## [Problem statement]
Separate out the lines that hold "right".

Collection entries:
━━━━
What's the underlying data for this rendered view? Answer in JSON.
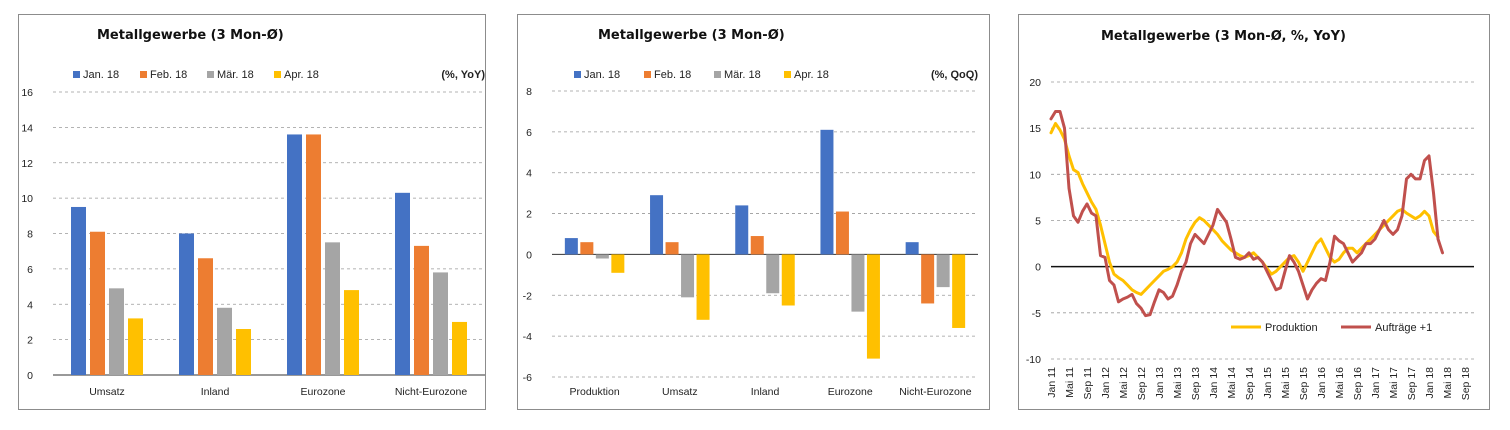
{
  "chart_data": [
    {
      "type": "bar",
      "title": "Metallgewerbe (3 Mon-Ø)",
      "unit_label": "(%, YoY)",
      "categories": [
        "Umsatz",
        "Inland",
        "Eurozone",
        "Nicht-Eurozone"
      ],
      "series": [
        {
          "name": "Jan. 18",
          "color": "#4472c4",
          "values": [
            9.5,
            8.0,
            13.6,
            10.3
          ]
        },
        {
          "name": "Feb. 18",
          "color": "#ed7d31",
          "values": [
            8.1,
            6.6,
            13.6,
            7.3
          ]
        },
        {
          "name": "Mär. 18",
          "color": "#a5a5a5",
          "values": [
            4.9,
            3.8,
            7.5,
            5.8
          ]
        },
        {
          "name": "Apr. 18",
          "color": "#ffc000",
          "values": [
            3.2,
            2.6,
            4.8,
            3.0
          ]
        }
      ],
      "ylim": [
        0,
        16
      ],
      "yticks": [
        0,
        2,
        4,
        6,
        8,
        10,
        12,
        14,
        16
      ],
      "grid": true,
      "legend": "top"
    },
    {
      "type": "bar",
      "title": "Metallgewerbe (3 Mon-Ø)",
      "unit_label": "(%, QoQ)",
      "categories": [
        "Produktion",
        "Umsatz",
        "Inland",
        "Eurozone",
        "Nicht-Eurozone"
      ],
      "series": [
        {
          "name": "Jan. 18",
          "color": "#4472c4",
          "values": [
            0.8,
            2.9,
            2.4,
            6.1,
            0.6
          ]
        },
        {
          "name": "Feb. 18",
          "color": "#ed7d31",
          "values": [
            0.6,
            0.6,
            0.9,
            2.1,
            -2.4
          ]
        },
        {
          "name": "Mär. 18",
          "color": "#a5a5a5",
          "values": [
            -0.2,
            -2.1,
            -1.9,
            -2.8,
            -1.6
          ]
        },
        {
          "name": "Apr. 18",
          "color": "#ffc000",
          "values": [
            -0.9,
            -3.2,
            -2.5,
            -5.1,
            -3.6
          ]
        }
      ],
      "ylim": [
        -6,
        8
      ],
      "yticks": [
        -6,
        -4,
        -2,
        0,
        2,
        4,
        6,
        8
      ],
      "grid": true,
      "legend": "top"
    },
    {
      "type": "line",
      "title": "Metallgewerbe (3 Mon-Ø, %, YoY)",
      "ylim": [
        -10,
        20
      ],
      "yticks": [
        -10,
        -5,
        0,
        5,
        10,
        15,
        20
      ],
      "x_ticks": [
        "Jan 11",
        "Mai 11",
        "Sep 11",
        "Jan 12",
        "Mai 12",
        "Sep 12",
        "Jan 13",
        "Mai 13",
        "Sep 13",
        "Jan 14",
        "Mai 14",
        "Sep 14",
        "Jan 15",
        "Mai 15",
        "Sep 15",
        "Jan 16",
        "Mai 16",
        "Sep 16",
        "Jan 17",
        "Mai 17",
        "Sep 17",
        "Jan 18",
        "Mai 18",
        "Sep 18"
      ],
      "x_range_months": [
        0,
        94
      ],
      "series": [
        {
          "name": "Produktion",
          "color": "#ffc000",
          "values": [
            14.5,
            15.5,
            14.8,
            13.8,
            12.0,
            10.5,
            10.2,
            9.0,
            8.0,
            7.0,
            6.2,
            4.5,
            2.5,
            0.5,
            -0.8,
            -1.2,
            -1.5,
            -2.0,
            -2.5,
            -2.8,
            -3.0,
            -2.5,
            -2.0,
            -1.5,
            -1.0,
            -0.5,
            -0.3,
            0.0,
            0.5,
            1.5,
            3.0,
            4.0,
            4.8,
            5.3,
            5.0,
            4.5,
            4.0,
            3.5,
            2.8,
            2.3,
            1.8,
            1.5,
            1.2,
            1.0,
            1.2,
            1.5,
            1.0,
            0.5,
            -0.2,
            -0.8,
            -0.5,
            0.0,
            0.5,
            1.0,
            1.2,
            0.5,
            -0.5,
            0.5,
            1.5,
            2.5,
            3.0,
            2.0,
            1.0,
            0.5,
            0.8,
            1.5,
            2.0,
            2.0,
            1.5,
            2.0,
            2.5,
            3.0,
            3.5,
            4.0,
            4.5,
            5.0,
            5.5,
            6.0,
            6.2,
            5.8,
            5.5,
            5.2,
            5.5,
            6.0,
            5.5,
            3.8,
            3.2
          ]
        },
        {
          "name": "Aufträge +1",
          "color": "#c0504d",
          "values": [
            16.0,
            16.8,
            16.8,
            15.0,
            8.5,
            5.5,
            4.8,
            6.0,
            6.8,
            5.8,
            5.5,
            1.2,
            1.0,
            -1.5,
            -2.0,
            -3.8,
            -3.5,
            -3.3,
            -3.0,
            -4.0,
            -4.5,
            -5.3,
            -5.2,
            -3.8,
            -2.5,
            -2.8,
            -3.5,
            -3.2,
            -2.0,
            -0.5,
            0.5,
            2.5,
            3.5,
            3.0,
            2.5,
            3.5,
            4.5,
            6.2,
            5.5,
            4.8,
            3.0,
            1.0,
            0.8,
            1.0,
            1.5,
            0.8,
            1.0,
            0.5,
            -0.5,
            -1.5,
            -2.5,
            -2.3,
            -0.5,
            1.2,
            0.5,
            -0.5,
            -2.0,
            -3.5,
            -2.5,
            -1.8,
            -1.3,
            -1.5,
            0.5,
            3.3,
            2.8,
            2.5,
            1.5,
            0.5,
            1.0,
            1.5,
            2.5,
            2.5,
            3.0,
            4.0,
            5.0,
            4.0,
            3.5,
            4.0,
            5.5,
            9.5,
            10.0,
            9.5,
            9.5,
            11.5,
            12.0,
            8.0,
            3.0,
            1.5
          ]
        }
      ],
      "zero_line": true,
      "grid": true,
      "legend": "bottom-right"
    }
  ]
}
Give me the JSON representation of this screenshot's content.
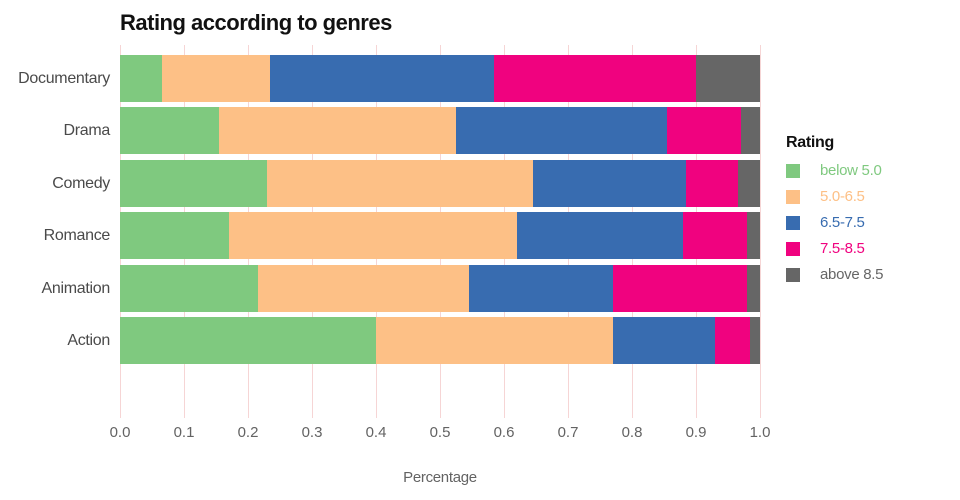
{
  "chart_data": {
    "type": "bar",
    "orientation": "horizontal",
    "stacked": true,
    "title": "Rating according to genres",
    "xlabel": "Percentage",
    "ylabel": "",
    "xlim": [
      0.0,
      1.0
    ],
    "xticks": [
      "0.0",
      "0.1",
      "0.2",
      "0.3",
      "0.4",
      "0.5",
      "0.6",
      "0.7",
      "0.8",
      "0.9",
      "1.0"
    ],
    "xtick_values": [
      0.0,
      0.1,
      0.2,
      0.3,
      0.4,
      0.5,
      0.6,
      0.7,
      0.8,
      0.9,
      1.0
    ],
    "categories": [
      "Documentary",
      "Drama",
      "Comedy",
      "Romance",
      "Animation",
      "Action"
    ],
    "series": [
      {
        "name": "below 5.0",
        "color": "#7FC97F",
        "values": [
          0.065,
          0.155,
          0.23,
          0.17,
          0.215,
          0.4
        ]
      },
      {
        "name": "5.0-6.5",
        "color": "#FDC086",
        "values": [
          0.17,
          0.37,
          0.415,
          0.45,
          0.33,
          0.37
        ]
      },
      {
        "name": "6.5-7.5",
        "color": "#386CB0",
        "values": [
          0.35,
          0.33,
          0.24,
          0.26,
          0.225,
          0.16
        ]
      },
      {
        "name": "7.5-8.5",
        "color": "#F0027F",
        "values": [
          0.315,
          0.115,
          0.08,
          0.1,
          0.21,
          0.055
        ]
      },
      {
        "name": "above 8.5",
        "color": "#666666",
        "values": [
          0.1,
          0.03,
          0.035,
          0.02,
          0.02,
          0.015
        ]
      }
    ],
    "legend_title": "Rating",
    "legend_position": "right",
    "grid": "vertical",
    "gridline_color": "#f6d5d5",
    "background_color": "#ffffff"
  }
}
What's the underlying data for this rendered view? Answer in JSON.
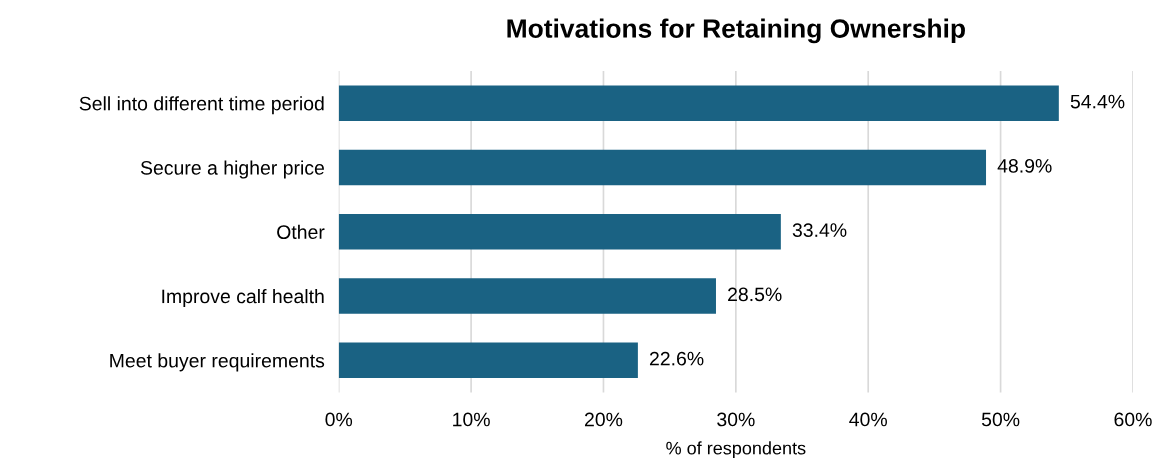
{
  "chart_data": {
    "type": "bar",
    "orientation": "horizontal",
    "title": "Motivations for Retaining Ownership",
    "xlabel": "% of respondents",
    "categories": [
      "Sell into different time period",
      "Secure a higher price",
      "Other",
      "Improve calf health",
      "Meet buyer requirements"
    ],
    "values": [
      54.4,
      48.9,
      33.4,
      28.5,
      22.6
    ],
    "value_labels": [
      "54.4%",
      "48.9%",
      "33.4%",
      "28.5%",
      "22.6%"
    ],
    "color": "#1a6283",
    "xlim": [
      0,
      60
    ],
    "xticks": [
      {
        "value": 0,
        "label": "0%"
      },
      {
        "value": 10,
        "label": "10%"
      },
      {
        "value": 20,
        "label": "20%"
      },
      {
        "value": 30,
        "label": "30%"
      },
      {
        "value": 40,
        "label": "40%"
      },
      {
        "value": 50,
        "label": "50%"
      },
      {
        "value": 60,
        "label": "60%"
      }
    ],
    "grid": "x"
  }
}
━━━━
## [Problem solution]
      "legend": "bottom-right"
    "legend_position": "right",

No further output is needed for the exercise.